(Records)
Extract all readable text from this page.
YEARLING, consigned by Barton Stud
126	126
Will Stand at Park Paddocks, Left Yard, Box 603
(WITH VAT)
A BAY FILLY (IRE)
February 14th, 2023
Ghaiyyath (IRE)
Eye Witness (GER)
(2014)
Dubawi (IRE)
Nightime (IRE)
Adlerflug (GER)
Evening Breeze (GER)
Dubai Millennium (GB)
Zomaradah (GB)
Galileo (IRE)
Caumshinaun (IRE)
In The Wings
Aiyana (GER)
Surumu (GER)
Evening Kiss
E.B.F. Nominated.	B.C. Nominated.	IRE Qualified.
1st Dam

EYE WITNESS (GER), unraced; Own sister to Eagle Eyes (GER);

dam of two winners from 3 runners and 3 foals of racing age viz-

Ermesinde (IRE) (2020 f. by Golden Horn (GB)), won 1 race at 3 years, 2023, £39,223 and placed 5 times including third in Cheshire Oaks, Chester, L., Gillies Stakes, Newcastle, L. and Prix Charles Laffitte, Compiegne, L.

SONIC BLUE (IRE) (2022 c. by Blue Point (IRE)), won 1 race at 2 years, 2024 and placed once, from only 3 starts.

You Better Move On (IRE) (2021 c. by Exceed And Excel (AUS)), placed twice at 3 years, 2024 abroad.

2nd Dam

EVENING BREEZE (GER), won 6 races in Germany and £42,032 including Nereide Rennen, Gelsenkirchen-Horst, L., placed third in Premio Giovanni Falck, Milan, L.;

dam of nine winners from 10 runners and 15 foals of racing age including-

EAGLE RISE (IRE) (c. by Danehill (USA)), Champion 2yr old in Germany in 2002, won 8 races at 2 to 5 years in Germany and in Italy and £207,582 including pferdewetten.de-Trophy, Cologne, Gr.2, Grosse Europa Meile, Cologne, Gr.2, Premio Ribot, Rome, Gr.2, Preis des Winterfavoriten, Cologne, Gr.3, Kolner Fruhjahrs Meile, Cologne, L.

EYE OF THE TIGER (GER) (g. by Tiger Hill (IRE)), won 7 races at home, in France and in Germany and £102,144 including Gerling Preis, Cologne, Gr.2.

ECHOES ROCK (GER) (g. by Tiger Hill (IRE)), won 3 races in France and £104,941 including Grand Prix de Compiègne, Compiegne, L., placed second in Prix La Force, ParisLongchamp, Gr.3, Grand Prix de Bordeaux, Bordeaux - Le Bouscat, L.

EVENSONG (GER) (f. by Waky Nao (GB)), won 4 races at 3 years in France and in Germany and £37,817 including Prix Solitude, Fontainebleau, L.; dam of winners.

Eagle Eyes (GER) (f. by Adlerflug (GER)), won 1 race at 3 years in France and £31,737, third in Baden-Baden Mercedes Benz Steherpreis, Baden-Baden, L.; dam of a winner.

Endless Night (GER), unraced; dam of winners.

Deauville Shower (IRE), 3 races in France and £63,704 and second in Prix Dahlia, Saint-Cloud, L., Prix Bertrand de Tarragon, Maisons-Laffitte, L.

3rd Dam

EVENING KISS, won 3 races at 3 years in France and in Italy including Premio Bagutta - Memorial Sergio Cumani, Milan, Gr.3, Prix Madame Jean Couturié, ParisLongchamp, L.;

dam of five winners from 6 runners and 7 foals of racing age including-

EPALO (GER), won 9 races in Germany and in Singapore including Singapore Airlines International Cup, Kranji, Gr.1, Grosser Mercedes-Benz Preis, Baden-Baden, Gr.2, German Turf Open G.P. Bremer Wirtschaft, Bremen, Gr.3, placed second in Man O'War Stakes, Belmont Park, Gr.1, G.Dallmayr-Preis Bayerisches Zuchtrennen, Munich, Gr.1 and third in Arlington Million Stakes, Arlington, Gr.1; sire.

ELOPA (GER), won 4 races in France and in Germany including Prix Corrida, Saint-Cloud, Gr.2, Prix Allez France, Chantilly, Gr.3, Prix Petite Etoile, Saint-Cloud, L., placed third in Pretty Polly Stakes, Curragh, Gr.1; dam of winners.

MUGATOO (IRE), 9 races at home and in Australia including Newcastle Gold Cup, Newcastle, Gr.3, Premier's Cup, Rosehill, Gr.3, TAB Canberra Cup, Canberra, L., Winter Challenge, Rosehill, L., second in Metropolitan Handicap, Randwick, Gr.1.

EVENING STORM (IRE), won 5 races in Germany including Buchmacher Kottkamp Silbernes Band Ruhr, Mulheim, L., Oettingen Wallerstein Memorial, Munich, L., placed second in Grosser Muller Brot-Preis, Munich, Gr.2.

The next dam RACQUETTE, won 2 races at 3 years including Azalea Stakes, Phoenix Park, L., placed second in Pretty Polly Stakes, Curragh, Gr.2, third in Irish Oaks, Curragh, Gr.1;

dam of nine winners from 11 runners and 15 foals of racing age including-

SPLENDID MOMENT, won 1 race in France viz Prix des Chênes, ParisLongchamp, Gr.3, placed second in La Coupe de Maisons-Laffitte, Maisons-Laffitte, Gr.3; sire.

__EXERCISE__
Reproduce all of the data exactly as given.

__REPLY TO THE EXERCISE__
Extract all readable text from this page.
YEARLING, consigned by Barton Stud
126	126
Will Stand at Park Paddocks, Left Yard, Box 603
(WITH VAT)
A BAY FILLY (IRE)
February 14th, 2023
Ghaiyyath (IRE)
Eye Witness (GER)
(2014)
Dubawi (IRE)
Nightime (IRE)
Adlerflug (GER)
Evening Breeze (GER)
Dubai Millennium (GB)
Zomaradah (GB)
Galileo (IRE)
Caumshinaun (IRE)
In The Wings
Aiyana (GER)
Surumu (GER)
Evening Kiss
E.B.F. Nominated.	B.C. Nominated.	IRE Qualified.
1st Dam

EYE WITNESS (GER), unraced; Own sister to Eagle Eyes (GER);

dam of two winners from 3 runners and 3 foals of racing age viz-

Ermesinde (IRE) (2020 f. by Golden Horn (GB)), won 1 race at 3 years, 2023, £39,223 and placed 5 times including third in Cheshire Oaks, Chester, L., Gillies Stakes, Newcastle, L. and Prix Charles Laffitte, Compiegne, L.

SONIC BLUE (IRE) (2022 c. by Blue Point (IRE)), won 1 race at 2 years, 2024 and placed once, from only 3 starts.

You Better Move On (IRE) (2021 c. by Exceed And Excel (AUS)), placed twice at 3 years, 2024 abroad.

2nd Dam

EVENING BREEZE (GER), won 6 races in Germany and £42,032 including Nereide Rennen, Gelsenkirchen-Horst, L., placed third in Premio Giovanni Falck, Milan, L.;

dam of nine winners from 10 runners and 15 foals of racing age including-

EAGLE RISE (IRE) (c. by Danehill (USA)), Champion 2yr old in Germany in 2002, won 8 races at 2 to 5 years in Germany and in Italy and £207,582 including pferdewetten.de-Trophy, Cologne, Gr.2, Grosse Europa Meile, Cologne, Gr.2, Premio Ribot, Rome, Gr.2, Preis des Winterfavoriten, Cologne, Gr.3, Kolner Fruhjahrs Meile, Cologne, L.

EYE OF THE TIGER (GER) (g. by Tiger Hill (IRE)), won 7 races at home, in France and in Germany and £102,144 including Gerling Preis, Cologne, Gr.2.

ECHOES ROCK (GER) (g. by Tiger Hill (IRE)), won 3 races in France and £104,941 including Grand Prix de Compiègne, Compiegne, L., placed second in Prix La Force, ParisLongchamp, Gr.3, Grand Prix de Bordeaux, Bordeaux - Le Bouscat, L.

EVENSONG (GER) (f. by Waky Nao (GB)), won 4 races at 3 years in France and in Germany and £37,817 including Prix Solitude, Fontainebleau, L.; dam of winners.

Eagle Eyes (GER) (f. by Adlerflug (GER)), won 1 race at 3 years in France and £31,737, third in Baden-Baden Mercedes Benz Steherpreis, Baden-Baden, L.; dam of a winner.

Endless Night (GER), unraced; dam of winners.

Deauville Shower (IRE), 3 races in France and £63,704 and second in Prix Dahlia, Saint-Cloud, L., Prix Bertrand de Tarragon, Maisons-Laffitte, L.

3rd Dam

EVENING KISS, won 3 races at 3 years in France and in Italy including Premio Bagutta - Memorial Sergio Cumani, Milan, Gr.3, Prix Madame Jean Couturié, ParisLongchamp, L.;

dam of five winners from 6 runners and 7 foals of racing age including-

EPALO (GER), won 9 races in Germany and in Singapore including Singapore Airlines International Cup, Kranji, Gr.1, Grosser Mercedes-Benz Preis, Baden-Baden, Gr.2, German Turf Open G.P. Bremer Wirtschaft, Bremen, Gr.3, placed second in Man O'War Stakes, Belmont Park, Gr.1, G.Dallmayr-Preis Bayerisches Zuchtrennen, Munich, Gr.1 and third in Arlington Million Stakes, Arlington, Gr.1; sire.

ELOPA (GER), won 4 races in France and in Germany including Prix Corrida, Saint-Cloud, Gr.2, Prix Allez France, Chantilly, Gr.3, Prix Petite Etoile, Saint-Cloud, L., placed third in Pretty Polly Stakes, Curragh, Gr.1; dam of winners.

MUGATOO (IRE), 9 races at home and in Australia including Newcastle Gold Cup, Newcastle, Gr.3, Premier's Cup, Rosehill, Gr.3, TAB Canberra Cup, Canberra, L., Winter Challenge, Rosehill, L., second in Metropolitan Handicap, Randwick, Gr.1.

EVENING STORM (IRE), won 5 races in Germany including Buchmacher Kottkamp Silbernes Band Ruhr, Mulheim, L., Oettingen Wallerstein Memorial, Munich, L., placed second in Grosser Muller Brot-Preis, Munich, Gr.2.

The next dam RACQUETTE, won 2 races at 3 years including Azalea Stakes, Phoenix Park, L., placed second in Pretty Polly Stakes, Curragh, Gr.2, third in Irish Oaks, Curragh, Gr.1;

dam of nine winners from 11 runners and 15 foals of racing age including-

SPLENDID MOMENT, won 1 race in France viz Prix des Chênes, ParisLongchamp, Gr.3, placed second in La Coupe de Maisons-Laffitte, Maisons-Laffitte, Gr.3; sire.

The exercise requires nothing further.